» **PROBLEM TO SOLVE**
Identify the lines holding "Kriterien" and copy them.

» **SUPPLIED MATERIAL**
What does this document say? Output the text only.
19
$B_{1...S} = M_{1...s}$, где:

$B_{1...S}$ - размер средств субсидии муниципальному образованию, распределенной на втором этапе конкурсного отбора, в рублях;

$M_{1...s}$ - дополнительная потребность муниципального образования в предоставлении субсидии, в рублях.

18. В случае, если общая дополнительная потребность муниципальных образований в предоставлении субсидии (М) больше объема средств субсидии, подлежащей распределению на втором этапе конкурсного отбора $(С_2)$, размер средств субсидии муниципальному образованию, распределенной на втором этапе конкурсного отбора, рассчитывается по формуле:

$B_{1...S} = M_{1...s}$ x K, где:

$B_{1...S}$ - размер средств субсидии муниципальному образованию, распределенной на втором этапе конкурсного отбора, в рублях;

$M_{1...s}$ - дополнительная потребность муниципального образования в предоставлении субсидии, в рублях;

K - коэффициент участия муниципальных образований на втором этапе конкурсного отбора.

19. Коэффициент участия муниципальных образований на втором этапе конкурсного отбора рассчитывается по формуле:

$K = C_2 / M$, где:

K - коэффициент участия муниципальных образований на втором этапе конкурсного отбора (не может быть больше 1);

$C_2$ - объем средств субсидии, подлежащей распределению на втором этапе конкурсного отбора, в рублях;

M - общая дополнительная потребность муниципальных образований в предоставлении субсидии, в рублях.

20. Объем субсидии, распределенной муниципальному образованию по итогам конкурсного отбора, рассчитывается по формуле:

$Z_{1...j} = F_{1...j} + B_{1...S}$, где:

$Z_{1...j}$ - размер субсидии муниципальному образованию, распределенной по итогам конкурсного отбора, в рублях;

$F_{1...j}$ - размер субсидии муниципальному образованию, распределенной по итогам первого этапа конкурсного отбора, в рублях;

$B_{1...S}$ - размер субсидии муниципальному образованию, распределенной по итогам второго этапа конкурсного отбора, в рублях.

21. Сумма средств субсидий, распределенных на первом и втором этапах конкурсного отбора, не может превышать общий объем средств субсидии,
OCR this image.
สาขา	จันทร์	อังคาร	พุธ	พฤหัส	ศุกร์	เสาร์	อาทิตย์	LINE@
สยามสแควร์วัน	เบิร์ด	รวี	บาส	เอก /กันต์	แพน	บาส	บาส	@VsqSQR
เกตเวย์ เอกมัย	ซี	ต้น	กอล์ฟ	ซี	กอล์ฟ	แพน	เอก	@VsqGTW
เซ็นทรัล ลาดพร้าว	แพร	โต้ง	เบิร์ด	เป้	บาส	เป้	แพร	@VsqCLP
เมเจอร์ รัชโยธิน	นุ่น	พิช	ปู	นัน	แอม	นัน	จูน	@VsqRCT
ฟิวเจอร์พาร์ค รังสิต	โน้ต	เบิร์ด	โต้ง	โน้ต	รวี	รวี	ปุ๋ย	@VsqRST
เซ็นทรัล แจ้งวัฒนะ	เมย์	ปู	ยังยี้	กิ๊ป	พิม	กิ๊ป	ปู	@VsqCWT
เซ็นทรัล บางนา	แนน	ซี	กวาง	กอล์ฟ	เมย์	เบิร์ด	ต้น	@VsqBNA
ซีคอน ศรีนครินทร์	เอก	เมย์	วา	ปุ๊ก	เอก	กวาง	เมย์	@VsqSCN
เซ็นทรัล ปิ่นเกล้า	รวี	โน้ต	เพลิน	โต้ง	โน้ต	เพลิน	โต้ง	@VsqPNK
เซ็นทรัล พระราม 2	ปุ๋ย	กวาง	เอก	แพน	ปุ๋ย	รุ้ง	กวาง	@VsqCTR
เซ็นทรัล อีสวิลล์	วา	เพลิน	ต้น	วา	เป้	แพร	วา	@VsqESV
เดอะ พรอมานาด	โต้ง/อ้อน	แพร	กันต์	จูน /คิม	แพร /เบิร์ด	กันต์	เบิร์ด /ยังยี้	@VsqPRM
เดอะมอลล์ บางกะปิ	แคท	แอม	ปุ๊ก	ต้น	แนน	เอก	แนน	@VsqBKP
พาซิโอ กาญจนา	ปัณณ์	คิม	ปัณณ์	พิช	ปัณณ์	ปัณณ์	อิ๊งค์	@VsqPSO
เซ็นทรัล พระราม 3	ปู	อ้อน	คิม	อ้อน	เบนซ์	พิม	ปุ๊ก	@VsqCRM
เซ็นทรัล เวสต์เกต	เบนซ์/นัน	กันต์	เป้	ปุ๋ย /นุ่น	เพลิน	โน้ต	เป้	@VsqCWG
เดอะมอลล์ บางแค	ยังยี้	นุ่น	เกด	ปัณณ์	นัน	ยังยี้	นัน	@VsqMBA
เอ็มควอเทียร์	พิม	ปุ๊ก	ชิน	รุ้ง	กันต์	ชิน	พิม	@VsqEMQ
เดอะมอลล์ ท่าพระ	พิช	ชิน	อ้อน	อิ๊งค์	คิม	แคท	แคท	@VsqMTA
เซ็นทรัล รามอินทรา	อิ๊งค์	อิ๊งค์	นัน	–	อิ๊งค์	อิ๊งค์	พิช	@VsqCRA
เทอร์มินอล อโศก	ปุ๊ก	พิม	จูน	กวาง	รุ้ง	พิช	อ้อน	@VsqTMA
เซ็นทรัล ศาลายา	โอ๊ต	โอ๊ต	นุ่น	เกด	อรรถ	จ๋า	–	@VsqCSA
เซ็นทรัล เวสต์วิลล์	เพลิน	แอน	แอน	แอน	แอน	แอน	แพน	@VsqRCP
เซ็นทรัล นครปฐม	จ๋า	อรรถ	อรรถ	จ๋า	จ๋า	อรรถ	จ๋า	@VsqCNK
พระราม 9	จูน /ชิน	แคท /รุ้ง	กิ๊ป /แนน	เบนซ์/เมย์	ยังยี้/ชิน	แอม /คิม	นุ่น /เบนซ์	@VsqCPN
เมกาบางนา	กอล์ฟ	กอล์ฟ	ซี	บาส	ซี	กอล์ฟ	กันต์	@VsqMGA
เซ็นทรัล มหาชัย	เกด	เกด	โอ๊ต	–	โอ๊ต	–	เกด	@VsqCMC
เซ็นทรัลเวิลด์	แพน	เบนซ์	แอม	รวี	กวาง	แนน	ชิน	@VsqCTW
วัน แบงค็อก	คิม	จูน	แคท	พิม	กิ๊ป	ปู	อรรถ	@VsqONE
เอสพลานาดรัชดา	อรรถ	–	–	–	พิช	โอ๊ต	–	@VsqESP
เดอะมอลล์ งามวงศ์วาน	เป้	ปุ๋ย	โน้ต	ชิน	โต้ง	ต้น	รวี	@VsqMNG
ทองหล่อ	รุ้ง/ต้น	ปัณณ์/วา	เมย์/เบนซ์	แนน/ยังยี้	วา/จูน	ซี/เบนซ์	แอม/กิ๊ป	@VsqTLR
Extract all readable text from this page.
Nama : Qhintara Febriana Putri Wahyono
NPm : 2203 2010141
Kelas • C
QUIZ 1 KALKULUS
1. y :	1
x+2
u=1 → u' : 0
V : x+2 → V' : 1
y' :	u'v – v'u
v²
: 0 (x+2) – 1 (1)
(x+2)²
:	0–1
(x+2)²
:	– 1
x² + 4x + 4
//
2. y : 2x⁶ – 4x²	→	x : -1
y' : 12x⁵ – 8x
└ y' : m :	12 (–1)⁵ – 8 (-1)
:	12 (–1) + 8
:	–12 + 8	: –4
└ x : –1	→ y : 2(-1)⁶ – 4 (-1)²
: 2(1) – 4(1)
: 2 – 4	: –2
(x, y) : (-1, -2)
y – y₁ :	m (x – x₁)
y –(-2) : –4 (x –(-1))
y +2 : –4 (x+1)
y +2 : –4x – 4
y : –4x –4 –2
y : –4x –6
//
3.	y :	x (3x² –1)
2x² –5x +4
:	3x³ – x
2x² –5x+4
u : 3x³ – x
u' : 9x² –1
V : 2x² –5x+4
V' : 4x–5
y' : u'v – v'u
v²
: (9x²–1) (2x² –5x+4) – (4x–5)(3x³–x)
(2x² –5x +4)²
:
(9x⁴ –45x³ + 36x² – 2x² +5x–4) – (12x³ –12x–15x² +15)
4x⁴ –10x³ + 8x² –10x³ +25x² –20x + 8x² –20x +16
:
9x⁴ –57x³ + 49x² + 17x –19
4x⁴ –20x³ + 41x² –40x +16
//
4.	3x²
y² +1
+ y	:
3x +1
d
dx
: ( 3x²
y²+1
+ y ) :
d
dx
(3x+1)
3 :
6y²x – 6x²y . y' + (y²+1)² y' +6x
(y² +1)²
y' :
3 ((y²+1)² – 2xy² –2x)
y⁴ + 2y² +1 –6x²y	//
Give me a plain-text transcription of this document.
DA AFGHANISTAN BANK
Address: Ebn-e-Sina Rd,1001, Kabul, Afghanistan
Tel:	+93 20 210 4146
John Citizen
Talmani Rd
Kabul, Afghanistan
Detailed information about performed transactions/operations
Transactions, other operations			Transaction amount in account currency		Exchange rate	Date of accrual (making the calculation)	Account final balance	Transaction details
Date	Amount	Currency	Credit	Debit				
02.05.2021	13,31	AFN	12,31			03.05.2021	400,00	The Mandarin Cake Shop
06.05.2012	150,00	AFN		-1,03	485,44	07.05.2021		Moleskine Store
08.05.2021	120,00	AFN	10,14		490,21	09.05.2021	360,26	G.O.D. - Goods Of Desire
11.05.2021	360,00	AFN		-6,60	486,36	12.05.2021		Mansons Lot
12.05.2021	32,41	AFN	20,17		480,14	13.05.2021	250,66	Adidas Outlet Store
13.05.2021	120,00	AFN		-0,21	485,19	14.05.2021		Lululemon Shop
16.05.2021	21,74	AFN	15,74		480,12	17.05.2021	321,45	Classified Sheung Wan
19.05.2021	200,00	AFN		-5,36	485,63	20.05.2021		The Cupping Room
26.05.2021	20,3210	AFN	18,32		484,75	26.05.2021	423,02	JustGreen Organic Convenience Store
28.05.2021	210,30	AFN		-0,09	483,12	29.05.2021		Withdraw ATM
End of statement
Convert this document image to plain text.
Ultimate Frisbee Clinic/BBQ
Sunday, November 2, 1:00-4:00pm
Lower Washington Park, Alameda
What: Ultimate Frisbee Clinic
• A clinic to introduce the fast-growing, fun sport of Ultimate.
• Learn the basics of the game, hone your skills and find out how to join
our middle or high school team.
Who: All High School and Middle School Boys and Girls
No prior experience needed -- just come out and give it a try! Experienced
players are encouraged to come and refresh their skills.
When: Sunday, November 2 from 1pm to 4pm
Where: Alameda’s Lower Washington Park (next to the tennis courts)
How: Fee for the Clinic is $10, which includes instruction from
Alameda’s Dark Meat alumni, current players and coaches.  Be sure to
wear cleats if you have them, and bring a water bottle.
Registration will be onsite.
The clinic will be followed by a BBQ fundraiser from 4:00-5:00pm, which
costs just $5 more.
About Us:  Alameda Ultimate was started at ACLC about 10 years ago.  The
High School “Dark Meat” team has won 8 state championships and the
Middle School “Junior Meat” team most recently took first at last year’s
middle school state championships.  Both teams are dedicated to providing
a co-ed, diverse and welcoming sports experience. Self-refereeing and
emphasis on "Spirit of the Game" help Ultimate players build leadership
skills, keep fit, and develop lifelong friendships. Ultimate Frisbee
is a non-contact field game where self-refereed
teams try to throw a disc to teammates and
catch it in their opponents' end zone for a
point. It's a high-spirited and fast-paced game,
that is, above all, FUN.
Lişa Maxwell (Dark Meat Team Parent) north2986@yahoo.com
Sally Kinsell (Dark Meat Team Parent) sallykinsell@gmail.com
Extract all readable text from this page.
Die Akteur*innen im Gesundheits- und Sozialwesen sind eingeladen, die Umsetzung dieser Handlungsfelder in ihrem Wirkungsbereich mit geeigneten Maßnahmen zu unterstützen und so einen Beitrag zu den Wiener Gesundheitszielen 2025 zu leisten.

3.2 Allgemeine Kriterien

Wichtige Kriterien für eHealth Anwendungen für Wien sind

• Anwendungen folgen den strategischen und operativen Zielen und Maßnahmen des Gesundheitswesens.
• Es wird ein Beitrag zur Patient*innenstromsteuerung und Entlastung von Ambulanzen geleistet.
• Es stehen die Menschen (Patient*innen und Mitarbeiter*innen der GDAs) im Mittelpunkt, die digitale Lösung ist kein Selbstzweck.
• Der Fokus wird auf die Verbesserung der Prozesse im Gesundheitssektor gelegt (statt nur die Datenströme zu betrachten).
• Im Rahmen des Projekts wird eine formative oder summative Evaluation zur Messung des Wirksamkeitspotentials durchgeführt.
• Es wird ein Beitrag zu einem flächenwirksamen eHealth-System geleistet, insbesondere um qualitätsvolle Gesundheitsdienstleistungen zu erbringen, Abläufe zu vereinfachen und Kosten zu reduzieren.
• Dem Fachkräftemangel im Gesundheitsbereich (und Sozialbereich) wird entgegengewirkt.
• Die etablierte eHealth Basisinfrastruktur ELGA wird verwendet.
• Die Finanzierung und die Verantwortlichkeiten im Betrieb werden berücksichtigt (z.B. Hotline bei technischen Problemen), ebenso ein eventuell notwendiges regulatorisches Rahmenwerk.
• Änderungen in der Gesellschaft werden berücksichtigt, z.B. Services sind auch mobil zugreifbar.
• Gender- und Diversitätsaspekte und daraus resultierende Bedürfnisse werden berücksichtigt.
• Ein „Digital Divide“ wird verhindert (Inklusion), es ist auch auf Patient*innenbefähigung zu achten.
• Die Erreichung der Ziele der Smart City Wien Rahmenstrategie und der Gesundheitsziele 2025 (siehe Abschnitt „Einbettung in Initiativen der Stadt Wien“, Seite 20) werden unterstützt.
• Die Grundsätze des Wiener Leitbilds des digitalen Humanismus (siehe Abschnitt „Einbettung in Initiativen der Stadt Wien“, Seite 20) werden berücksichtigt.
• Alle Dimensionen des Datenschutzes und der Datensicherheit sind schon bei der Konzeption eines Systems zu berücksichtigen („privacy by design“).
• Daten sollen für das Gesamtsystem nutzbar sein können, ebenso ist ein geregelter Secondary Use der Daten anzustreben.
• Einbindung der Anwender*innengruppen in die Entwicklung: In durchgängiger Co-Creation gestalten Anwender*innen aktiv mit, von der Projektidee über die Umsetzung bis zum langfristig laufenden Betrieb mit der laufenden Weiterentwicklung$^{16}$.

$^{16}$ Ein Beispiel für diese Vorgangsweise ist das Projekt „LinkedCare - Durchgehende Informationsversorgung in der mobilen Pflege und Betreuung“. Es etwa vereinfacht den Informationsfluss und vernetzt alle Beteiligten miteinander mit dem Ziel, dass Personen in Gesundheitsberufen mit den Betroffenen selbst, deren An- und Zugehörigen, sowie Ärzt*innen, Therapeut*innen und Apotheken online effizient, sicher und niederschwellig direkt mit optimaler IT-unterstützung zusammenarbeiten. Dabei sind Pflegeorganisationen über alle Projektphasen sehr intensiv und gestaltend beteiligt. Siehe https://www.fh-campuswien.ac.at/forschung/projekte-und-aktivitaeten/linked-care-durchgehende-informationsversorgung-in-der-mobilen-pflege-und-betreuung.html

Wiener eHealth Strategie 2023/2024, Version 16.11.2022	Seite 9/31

» **TASK RESULT**
3.2 Allgemeine Kriterien
Wichtige Kriterien für eHealth Anwendungen für Wien sind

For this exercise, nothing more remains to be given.